* Start Available data *
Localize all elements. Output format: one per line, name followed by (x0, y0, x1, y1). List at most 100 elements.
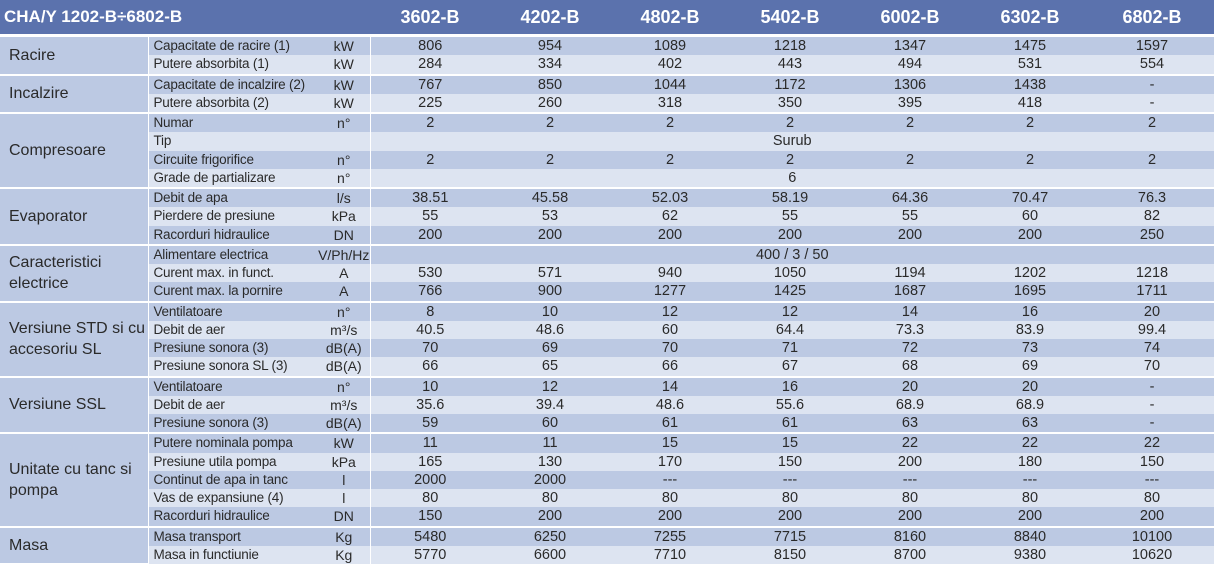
section-label: Racire (0, 34, 149, 76)
value-cell: 83.9 (970, 320, 1090, 339)
value-cell: 200 (730, 225, 850, 245)
value-cell: 76.3 (1090, 186, 1214, 208)
value-cell: 200 (850, 452, 970, 471)
value-cell: 60 (970, 207, 1090, 226)
value-cell: 2 (610, 150, 730, 169)
value-cell: 150 (1090, 452, 1214, 471)
value-cell: 5770 (370, 545, 490, 564)
value-cell: 8 (370, 300, 490, 321)
value-cell: 494 (850, 55, 970, 75)
table-row: Curent max. la pornire A 766 900 1277 1425 168… (0, 282, 1214, 302)
row-unit: kPa (318, 207, 371, 226)
value-cell: 66 (610, 357, 730, 377)
value-cell: 940 (610, 264, 730, 283)
row-unit: l (318, 470, 371, 489)
row-label: Curent max. la pornire (148, 282, 318, 302)
table-row: Incalzire Capacitate de incalzire (2) kW 76… (0, 73, 1214, 114)
value-cell: --- (730, 470, 850, 489)
value-cell: 402 (610, 55, 730, 75)
row-unit: DN (318, 507, 371, 527)
value-cell: 63 (850, 414, 970, 434)
value-cell: - (1090, 414, 1214, 434)
value-cell: 1687 (850, 282, 970, 302)
value-cell: 20 (970, 375, 1090, 396)
value-cell: --- (610, 470, 730, 489)
row-unit: kW (318, 34, 371, 56)
value-cell: 200 (850, 507, 970, 527)
value-cell: --- (1090, 470, 1214, 489)
table-row: Compresoare Numar n° 2 2 2 2 2 2 2 (0, 111, 1214, 189)
row-label: Pierdere de presiune (148, 207, 318, 226)
value-cell: 68 (850, 357, 970, 377)
value-cell: - (1090, 395, 1214, 414)
value-cell: 48.6 (610, 395, 730, 414)
value-cell: 70.47 (970, 186, 1090, 208)
row-label: Masa in functiunie (148, 545, 318, 564)
row-unit: m³/s (318, 395, 371, 414)
row-unit: l (318, 489, 371, 508)
section-label: Evaporator (0, 187, 149, 246)
row-label: Putere absorbita (1) (148, 55, 318, 75)
row-unit: kW (318, 73, 371, 94)
value-cell: 70 (610, 339, 730, 358)
header-row: CHA/Y 1202-B÷6802-B 3602-B 4202-B 4802-B… (0, 0, 1214, 37)
value-cell: 45.58 (490, 186, 610, 208)
table-row: Masa Masa transport Kg 5480 6250 7255 7715 8160… (0, 525, 1214, 565)
row-unit: DN (318, 225, 371, 245)
value-cell: 11 (490, 432, 610, 453)
table-row: Presiune sonora SL (3) dB(A) 66 65 66 67 68 69 7… (0, 357, 1214, 377)
value-cell: 5480 (370, 525, 490, 546)
value-cell: 70 (370, 339, 490, 358)
value-cell: 1194 (850, 264, 970, 283)
table-row: Evaporator Debit de apa l/s 38.51 45.58 52.03… (0, 186, 1214, 246)
value-cell: 350 (730, 93, 850, 113)
value-cell: 59 (370, 414, 490, 434)
row-unit: kW (318, 432, 371, 453)
row-label: Ventilatoare (148, 300, 318, 321)
row-label: Debit de aer (148, 320, 318, 339)
table-row: Versiune SSL Ventilatoare n° 10 12 14 16 20 20- (0, 375, 1214, 435)
value-cell: 2 (1090, 111, 1214, 133)
value-cell: 554 (1090, 55, 1214, 75)
value-cell: 443 (730, 55, 850, 75)
value-cell: 16 (970, 300, 1090, 321)
row-label: Capacitate de incalzire (2) (148, 73, 318, 94)
value-cell: 55 (370, 207, 490, 226)
row-unit: kW (318, 55, 371, 75)
value-cell: 63 (970, 414, 1090, 434)
value-cell: 395 (850, 93, 970, 113)
value-cell: 60 (490, 414, 610, 434)
section-label: Incalzire (0, 73, 149, 114)
row-unit: kPa (318, 452, 371, 471)
value-cell: 22 (850, 432, 970, 453)
value-cell: 954 (490, 34, 610, 56)
value-cell: 12 (490, 375, 610, 396)
table-row: Putere absorbita (2) kW 225 260 318 350 395 418… (0, 93, 1214, 113)
value-cell: 73.3 (850, 320, 970, 339)
value-cell: 200 (610, 507, 730, 527)
table-row: Versiune STD si cu accesoriu SL Ventilato… (0, 300, 1214, 378)
row-unit: A (318, 264, 371, 283)
value-cell: 70 (1090, 357, 1214, 377)
row-label: Continut de apa in tanc (148, 470, 318, 489)
row-label: Debit de aer (148, 395, 318, 414)
row-unit: Kg (318, 525, 371, 546)
value-cell: 71 (730, 339, 850, 358)
value-cell: 68.9 (970, 395, 1090, 414)
row-unit: m³/s (318, 320, 371, 339)
value-cell: 1218 (1090, 264, 1214, 283)
table-row: Pierdere de presiune kPa 55 53 62 55 55 60 82 (0, 207, 1214, 226)
table-title: CHA/Y 1202-B÷6802-B (0, 0, 370, 37)
value-cell: 80 (1090, 489, 1214, 508)
row-unit: n° (318, 375, 371, 396)
value-cell: 165 (370, 452, 490, 471)
spanned-value-cell: 400 / 3 / 50 (370, 243, 1214, 264)
table-row: Vas de expansiune (4) l 80 80 80 80 80 80 80 (0, 489, 1214, 508)
table-row: Presiune sonora (3) dB(A) 59 60 61 61 63 63- (0, 414, 1214, 434)
value-cell: 10100 (1090, 525, 1214, 546)
row-label: Putere absorbita (2) (148, 93, 318, 113)
table-row: Masa in functiunie Kg 5770 6600 7710 8150 8700… (0, 545, 1214, 564)
value-cell: 53 (490, 207, 610, 226)
value-cell: 65 (490, 357, 610, 377)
* End Available data *
Written task - Retype the listing above line for line, keeping every character as given, and omit the picture from your copy.

Worked solution -
Localize all elements. Output format: one per line, name followed by (x0, y0, x1, y1). List at most 100 elements.
section-label: Racire (0, 34, 149, 76)
value-cell: 83.9 (970, 320, 1090, 339)
value-cell: 200 (730, 225, 850, 245)
value-cell: 76.3 (1090, 186, 1214, 208)
value-cell: 200 (850, 452, 970, 471)
value-cell: 60 (970, 207, 1090, 226)
value-cell: 2 (610, 150, 730, 169)
value-cell: 150 (1090, 452, 1214, 471)
value-cell: 5770 (370, 545, 490, 564)
value-cell: 8 (370, 300, 490, 321)
value-cell: 494 (850, 55, 970, 75)
table-row: Curent max. la pornire A 766 900 1277 1425 168… (0, 282, 1214, 302)
row-unit: kPa (318, 207, 371, 226)
value-cell: 66 (610, 357, 730, 377)
value-cell: 940 (610, 264, 730, 283)
row-unit: l (318, 470, 371, 489)
row-label: Curent max. la pornire (148, 282, 318, 302)
table-row: Incalzire Capacitate de incalzire (2) kW 76… (0, 73, 1214, 114)
value-cell: --- (730, 470, 850, 489)
value-cell: 402 (610, 55, 730, 75)
row-unit: DN (318, 507, 371, 527)
value-cell: 63 (850, 414, 970, 434)
value-cell: - (1090, 414, 1214, 434)
value-cell: 1687 (850, 282, 970, 302)
value-cell: 20 (970, 375, 1090, 396)
value-cell: --- (610, 470, 730, 489)
row-unit: kW (318, 34, 371, 56)
value-cell: 200 (850, 507, 970, 527)
value-cell: --- (1090, 470, 1214, 489)
table-row: Compresoare Numar n° 2 2 2 2 2 2 2 (0, 111, 1214, 189)
row-label: Pierdere de presiune (148, 207, 318, 226)
value-cell: 68 (850, 357, 970, 377)
value-cell: - (1090, 395, 1214, 414)
value-cell: 48.6 (610, 395, 730, 414)
value-cell: 70.47 (970, 186, 1090, 208)
row-label: Masa in functiunie (148, 545, 318, 564)
row-unit: m³/s (318, 395, 371, 414)
row-unit: l (318, 489, 371, 508)
section-label: Evaporator (0, 187, 149, 246)
row-label: Putere absorbita (1) (148, 55, 318, 75)
row-unit: kW (318, 73, 371, 94)
value-cell: 70 (610, 339, 730, 358)
header-row: CHA/Y 1202-B÷6802-B 3602-B 4202-B 4802-B… (0, 0, 1214, 37)
value-cell: 45.58 (490, 186, 610, 208)
table-row: Masa Masa transport Kg 5480 6250 7255 7715 8160… (0, 525, 1214, 565)
row-unit: DN (318, 225, 371, 245)
value-cell: 11 (490, 432, 610, 453)
table-row: Presiune sonora SL (3) dB(A) 66 65 66 67 68 69 7… (0, 357, 1214, 377)
value-cell: 5480 (370, 525, 490, 546)
value-cell: 70 (370, 339, 490, 358)
value-cell: 1194 (850, 264, 970, 283)
table-row: Evaporator Debit de apa l/s 38.51 45.58 52.03… (0, 186, 1214, 246)
value-cell: 350 (730, 93, 850, 113)
value-cell: 59 (370, 414, 490, 434)
row-unit: kW (318, 432, 371, 453)
row-label: Ventilatoare (148, 300, 318, 321)
row-label: Debit de aer (148, 320, 318, 339)
table-row: Versiune SSL Ventilatoare n° 10 12 14 16 20 20- (0, 375, 1214, 435)
value-cell: 2 (1090, 111, 1214, 133)
value-cell: 554 (1090, 55, 1214, 75)
value-cell: 443 (730, 55, 850, 75)
value-cell: 16 (970, 300, 1090, 321)
row-label: Capacitate de incalzire (2) (148, 73, 318, 94)
value-cell: 55 (370, 207, 490, 226)
row-unit: kW (318, 55, 371, 75)
value-cell: 63 (970, 414, 1090, 434)
value-cell: 395 (850, 93, 970, 113)
value-cell: 60 (490, 414, 610, 434)
section-label: Incalzire (0, 73, 149, 114)
row-unit: kPa (318, 452, 371, 471)
value-cell: 22 (850, 432, 970, 453)
value-cell: 954 (490, 34, 610, 56)
value-cell: 12 (490, 375, 610, 396)
table-row: Putere absorbita (2) kW 225 260 318 350 395 418… (0, 93, 1214, 113)
value-cell: 73.3 (850, 320, 970, 339)
value-cell: 200 (610, 507, 730, 527)
table-row: Versiune STD si cu accesoriu SL Ventilato… (0, 300, 1214, 378)
row-unit: A (318, 264, 371, 283)
value-cell: 70 (1090, 357, 1214, 377)
row-label: Continut de apa in tanc (148, 470, 318, 489)
row-label: Debit de aer (148, 395, 318, 414)
row-unit: Kg (318, 525, 371, 546)
value-cell: 71 (730, 339, 850, 358)
value-cell: 68.9 (970, 395, 1090, 414)
row-unit: m³/s (318, 320, 371, 339)
value-cell: 1218 (1090, 264, 1214, 283)
table-row: Pierdere de presiune kPa 55 53 62 55 55 60 82 (0, 207, 1214, 226)
table-title: CHA/Y 1202-B÷6802-B (0, 0, 370, 37)
value-cell: 80 (1090, 489, 1214, 508)
row-unit: n° (318, 375, 371, 396)
value-cell: 165 (370, 452, 490, 471)
spanned-value-cell: 400 / 3 / 50 (370, 243, 1214, 264)
table-row: Vas de expansiune (4) l 80 80 80 80 80 80 80 (0, 489, 1214, 508)
table-row: Presiune sonora (3) dB(A) 59 60 61 61 63 63- (0, 414, 1214, 434)
value-cell: 10100 (1090, 525, 1214, 546)
row-label: Putere absorbita (2) (148, 93, 318, 113)
table-row: Masa in functiunie Kg 5770 6600 7710 8150 8700… (0, 545, 1214, 564)
value-cell: 53 (490, 207, 610, 226)
value-cell: 65 (490, 357, 610, 377)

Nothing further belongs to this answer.